§ **THE PROBLEM**:
Determine how many lines include "houses". Give the number and nothing else.

§ **RECORD SET**:
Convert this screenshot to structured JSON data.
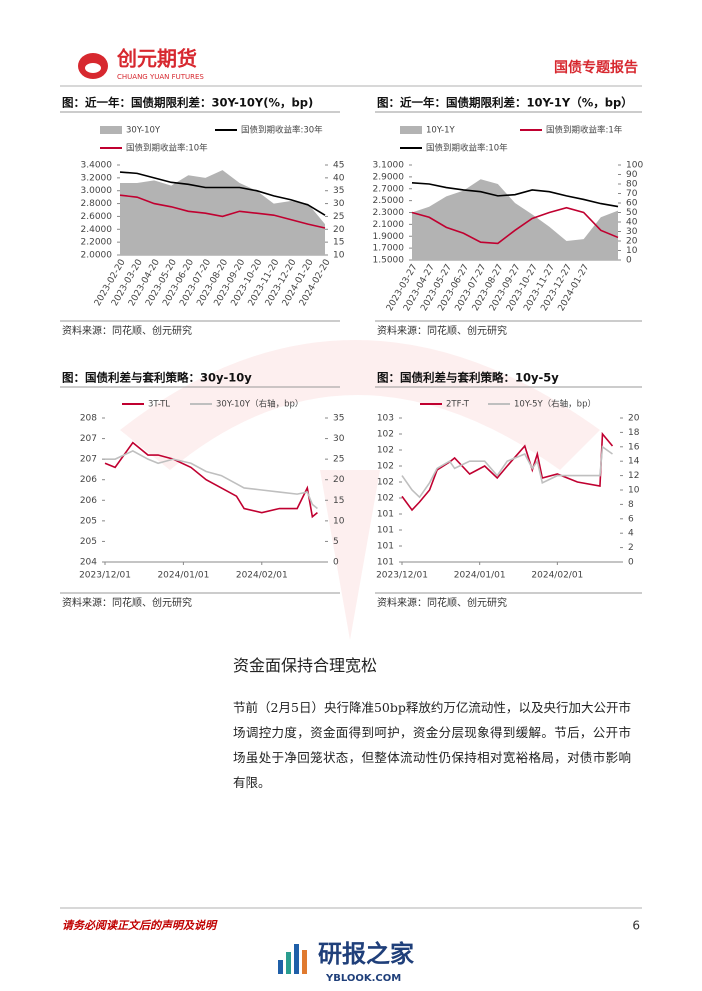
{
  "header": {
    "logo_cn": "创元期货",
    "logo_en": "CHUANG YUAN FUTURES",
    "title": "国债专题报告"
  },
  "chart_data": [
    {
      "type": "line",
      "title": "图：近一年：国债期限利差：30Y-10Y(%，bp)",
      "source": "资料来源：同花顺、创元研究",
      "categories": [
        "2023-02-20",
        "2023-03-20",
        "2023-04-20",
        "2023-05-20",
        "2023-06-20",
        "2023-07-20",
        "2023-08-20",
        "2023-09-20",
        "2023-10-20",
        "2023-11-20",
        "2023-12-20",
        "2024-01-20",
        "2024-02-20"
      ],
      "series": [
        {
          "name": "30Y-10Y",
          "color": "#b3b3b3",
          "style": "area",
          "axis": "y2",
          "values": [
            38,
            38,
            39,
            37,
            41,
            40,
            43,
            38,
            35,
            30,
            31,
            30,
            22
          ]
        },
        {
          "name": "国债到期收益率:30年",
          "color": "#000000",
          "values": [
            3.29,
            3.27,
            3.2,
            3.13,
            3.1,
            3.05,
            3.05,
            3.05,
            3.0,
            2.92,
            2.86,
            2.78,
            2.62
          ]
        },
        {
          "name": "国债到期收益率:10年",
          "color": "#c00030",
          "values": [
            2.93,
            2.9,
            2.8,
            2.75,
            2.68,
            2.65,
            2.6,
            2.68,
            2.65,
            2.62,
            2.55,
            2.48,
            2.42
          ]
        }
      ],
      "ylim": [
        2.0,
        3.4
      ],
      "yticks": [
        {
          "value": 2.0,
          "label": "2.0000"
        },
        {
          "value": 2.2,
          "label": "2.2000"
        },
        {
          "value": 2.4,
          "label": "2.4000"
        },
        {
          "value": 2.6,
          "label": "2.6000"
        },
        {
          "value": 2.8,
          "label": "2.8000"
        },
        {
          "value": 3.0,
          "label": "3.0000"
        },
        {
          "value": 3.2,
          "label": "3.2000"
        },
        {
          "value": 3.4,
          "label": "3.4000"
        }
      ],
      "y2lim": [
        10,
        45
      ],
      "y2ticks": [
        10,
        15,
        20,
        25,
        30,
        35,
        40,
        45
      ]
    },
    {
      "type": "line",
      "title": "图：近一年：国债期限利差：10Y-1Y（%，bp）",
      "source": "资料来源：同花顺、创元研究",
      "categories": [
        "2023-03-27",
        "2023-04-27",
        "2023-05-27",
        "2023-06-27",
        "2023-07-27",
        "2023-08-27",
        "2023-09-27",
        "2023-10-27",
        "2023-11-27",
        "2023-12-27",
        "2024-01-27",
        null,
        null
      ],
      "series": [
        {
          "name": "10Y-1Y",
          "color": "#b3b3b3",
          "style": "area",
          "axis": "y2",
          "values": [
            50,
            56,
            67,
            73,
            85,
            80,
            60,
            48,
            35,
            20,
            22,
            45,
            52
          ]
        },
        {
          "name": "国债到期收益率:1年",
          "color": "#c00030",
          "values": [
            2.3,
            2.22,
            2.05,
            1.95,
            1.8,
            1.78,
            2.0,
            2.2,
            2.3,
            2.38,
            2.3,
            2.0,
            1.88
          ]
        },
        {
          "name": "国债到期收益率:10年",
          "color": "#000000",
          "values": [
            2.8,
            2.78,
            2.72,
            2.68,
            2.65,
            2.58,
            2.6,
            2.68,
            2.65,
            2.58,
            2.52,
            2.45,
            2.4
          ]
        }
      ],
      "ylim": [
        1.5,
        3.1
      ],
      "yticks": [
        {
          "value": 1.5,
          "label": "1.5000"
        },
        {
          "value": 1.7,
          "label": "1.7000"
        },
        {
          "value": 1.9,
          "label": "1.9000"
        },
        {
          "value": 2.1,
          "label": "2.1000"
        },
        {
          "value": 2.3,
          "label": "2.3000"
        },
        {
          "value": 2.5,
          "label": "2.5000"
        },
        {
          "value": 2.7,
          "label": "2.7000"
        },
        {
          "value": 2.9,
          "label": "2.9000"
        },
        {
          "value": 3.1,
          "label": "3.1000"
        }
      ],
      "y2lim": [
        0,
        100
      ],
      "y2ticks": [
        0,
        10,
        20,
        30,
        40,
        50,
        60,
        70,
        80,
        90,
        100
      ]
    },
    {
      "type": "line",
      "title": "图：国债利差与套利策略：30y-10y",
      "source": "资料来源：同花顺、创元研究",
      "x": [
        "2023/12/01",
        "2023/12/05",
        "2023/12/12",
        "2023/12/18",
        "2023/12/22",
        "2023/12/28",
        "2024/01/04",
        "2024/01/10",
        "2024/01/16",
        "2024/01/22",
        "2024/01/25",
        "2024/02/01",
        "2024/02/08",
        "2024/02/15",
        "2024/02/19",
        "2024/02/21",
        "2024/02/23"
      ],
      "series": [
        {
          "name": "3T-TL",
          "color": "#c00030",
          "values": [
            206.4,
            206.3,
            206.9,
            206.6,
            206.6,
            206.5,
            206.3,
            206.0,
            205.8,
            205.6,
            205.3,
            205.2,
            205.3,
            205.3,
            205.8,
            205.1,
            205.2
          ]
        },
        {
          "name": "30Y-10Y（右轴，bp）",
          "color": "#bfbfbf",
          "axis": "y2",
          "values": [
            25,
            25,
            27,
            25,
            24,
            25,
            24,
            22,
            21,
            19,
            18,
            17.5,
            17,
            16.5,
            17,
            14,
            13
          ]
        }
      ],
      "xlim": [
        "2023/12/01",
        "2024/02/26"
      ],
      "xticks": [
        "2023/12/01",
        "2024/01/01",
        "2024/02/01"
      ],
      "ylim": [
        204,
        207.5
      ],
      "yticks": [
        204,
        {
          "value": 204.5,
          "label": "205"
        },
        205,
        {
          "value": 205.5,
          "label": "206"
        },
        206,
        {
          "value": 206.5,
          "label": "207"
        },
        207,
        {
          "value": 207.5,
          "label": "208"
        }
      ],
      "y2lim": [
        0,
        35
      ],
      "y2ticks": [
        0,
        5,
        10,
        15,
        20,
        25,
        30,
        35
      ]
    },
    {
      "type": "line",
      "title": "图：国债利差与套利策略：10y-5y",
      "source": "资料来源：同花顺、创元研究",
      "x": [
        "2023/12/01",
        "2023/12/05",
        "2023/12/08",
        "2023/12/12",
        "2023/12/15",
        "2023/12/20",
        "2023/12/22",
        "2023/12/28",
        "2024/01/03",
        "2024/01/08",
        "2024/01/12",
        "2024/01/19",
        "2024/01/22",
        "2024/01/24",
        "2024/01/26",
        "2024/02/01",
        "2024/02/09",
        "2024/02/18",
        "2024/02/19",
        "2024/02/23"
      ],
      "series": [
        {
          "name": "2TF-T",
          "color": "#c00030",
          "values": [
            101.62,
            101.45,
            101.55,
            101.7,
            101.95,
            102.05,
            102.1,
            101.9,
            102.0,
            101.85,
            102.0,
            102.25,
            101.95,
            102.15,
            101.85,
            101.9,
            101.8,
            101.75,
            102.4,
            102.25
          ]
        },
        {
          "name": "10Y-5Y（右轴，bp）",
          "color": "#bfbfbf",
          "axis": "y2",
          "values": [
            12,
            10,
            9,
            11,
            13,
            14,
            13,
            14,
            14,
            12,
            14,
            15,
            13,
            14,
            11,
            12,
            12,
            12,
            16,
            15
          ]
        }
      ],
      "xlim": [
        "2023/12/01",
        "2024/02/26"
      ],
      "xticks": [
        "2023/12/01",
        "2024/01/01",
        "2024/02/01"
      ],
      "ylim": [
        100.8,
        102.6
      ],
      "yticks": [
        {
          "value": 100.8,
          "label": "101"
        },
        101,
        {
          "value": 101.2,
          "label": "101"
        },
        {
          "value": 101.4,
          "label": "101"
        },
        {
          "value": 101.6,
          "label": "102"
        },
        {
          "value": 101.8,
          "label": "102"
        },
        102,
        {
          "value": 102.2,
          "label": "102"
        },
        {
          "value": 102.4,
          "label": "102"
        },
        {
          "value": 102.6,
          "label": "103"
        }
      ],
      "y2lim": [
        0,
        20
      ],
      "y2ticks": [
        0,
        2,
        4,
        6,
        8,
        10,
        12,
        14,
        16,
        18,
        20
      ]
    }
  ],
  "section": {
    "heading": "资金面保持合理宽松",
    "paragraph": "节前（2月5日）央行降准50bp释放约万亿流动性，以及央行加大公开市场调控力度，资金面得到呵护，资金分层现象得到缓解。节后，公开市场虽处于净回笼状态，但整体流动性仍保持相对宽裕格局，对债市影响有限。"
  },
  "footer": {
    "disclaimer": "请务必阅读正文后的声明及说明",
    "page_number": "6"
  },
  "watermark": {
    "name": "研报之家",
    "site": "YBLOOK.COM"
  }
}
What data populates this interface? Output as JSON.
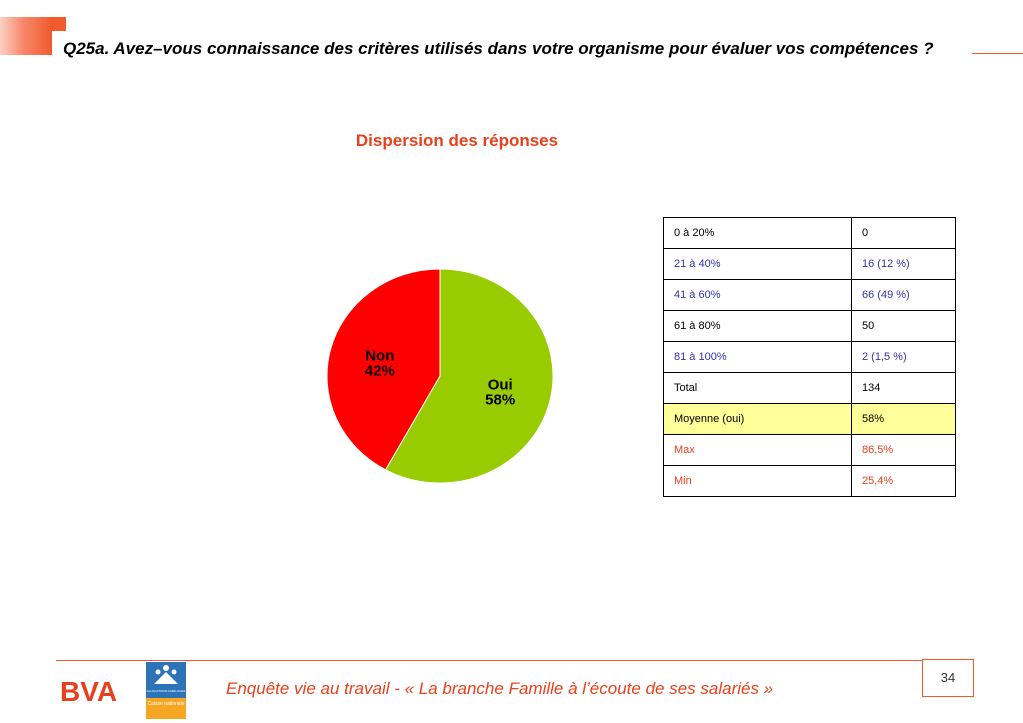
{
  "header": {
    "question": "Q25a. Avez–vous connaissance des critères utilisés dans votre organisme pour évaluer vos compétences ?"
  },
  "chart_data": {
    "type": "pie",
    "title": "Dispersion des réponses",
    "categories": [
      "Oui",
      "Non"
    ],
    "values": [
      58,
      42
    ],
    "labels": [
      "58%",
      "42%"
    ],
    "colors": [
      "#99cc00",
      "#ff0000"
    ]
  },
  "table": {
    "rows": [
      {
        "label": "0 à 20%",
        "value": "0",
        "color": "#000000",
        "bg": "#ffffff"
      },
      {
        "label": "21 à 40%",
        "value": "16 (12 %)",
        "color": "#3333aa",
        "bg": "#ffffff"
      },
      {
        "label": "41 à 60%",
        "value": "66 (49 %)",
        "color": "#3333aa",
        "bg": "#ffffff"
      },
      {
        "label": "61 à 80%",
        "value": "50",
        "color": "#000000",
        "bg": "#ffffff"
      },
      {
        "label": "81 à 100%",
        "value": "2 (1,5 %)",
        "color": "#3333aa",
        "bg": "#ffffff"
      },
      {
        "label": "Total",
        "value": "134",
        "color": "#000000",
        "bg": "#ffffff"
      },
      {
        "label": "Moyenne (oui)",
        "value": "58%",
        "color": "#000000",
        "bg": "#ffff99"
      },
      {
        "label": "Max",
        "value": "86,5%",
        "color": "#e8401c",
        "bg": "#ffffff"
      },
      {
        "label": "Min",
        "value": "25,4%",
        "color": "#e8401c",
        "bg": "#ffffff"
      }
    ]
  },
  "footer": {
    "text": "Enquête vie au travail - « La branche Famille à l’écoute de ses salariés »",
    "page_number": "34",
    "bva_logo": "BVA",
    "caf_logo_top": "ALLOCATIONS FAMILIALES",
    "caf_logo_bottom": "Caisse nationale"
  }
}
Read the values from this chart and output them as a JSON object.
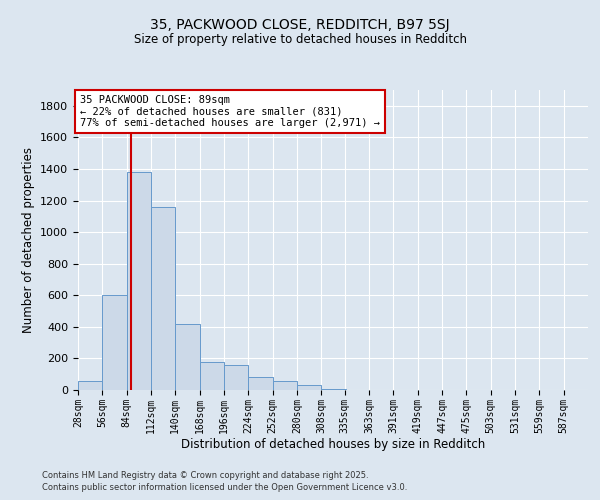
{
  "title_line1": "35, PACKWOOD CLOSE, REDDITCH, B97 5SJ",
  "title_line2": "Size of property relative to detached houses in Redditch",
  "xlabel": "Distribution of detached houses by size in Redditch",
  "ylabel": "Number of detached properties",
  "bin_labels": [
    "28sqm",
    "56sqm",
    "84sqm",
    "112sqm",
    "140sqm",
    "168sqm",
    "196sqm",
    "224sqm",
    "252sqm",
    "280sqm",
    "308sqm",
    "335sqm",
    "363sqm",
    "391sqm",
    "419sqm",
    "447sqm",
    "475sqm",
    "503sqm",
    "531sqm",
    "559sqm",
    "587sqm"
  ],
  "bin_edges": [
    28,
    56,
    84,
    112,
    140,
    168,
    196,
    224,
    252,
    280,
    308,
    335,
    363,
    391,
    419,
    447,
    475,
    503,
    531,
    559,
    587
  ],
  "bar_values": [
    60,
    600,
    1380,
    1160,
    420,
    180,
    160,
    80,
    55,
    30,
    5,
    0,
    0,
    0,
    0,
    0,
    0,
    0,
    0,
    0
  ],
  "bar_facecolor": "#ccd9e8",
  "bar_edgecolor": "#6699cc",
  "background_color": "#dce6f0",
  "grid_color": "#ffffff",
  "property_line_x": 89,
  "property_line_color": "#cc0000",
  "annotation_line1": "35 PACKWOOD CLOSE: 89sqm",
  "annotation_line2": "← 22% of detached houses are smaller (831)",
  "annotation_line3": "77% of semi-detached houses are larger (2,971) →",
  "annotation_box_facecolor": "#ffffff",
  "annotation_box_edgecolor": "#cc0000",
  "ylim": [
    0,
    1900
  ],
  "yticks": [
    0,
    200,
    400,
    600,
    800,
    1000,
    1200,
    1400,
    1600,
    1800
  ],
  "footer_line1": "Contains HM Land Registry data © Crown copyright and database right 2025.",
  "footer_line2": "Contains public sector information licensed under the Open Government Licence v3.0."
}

§ **COMPLETE ANSWER**:
4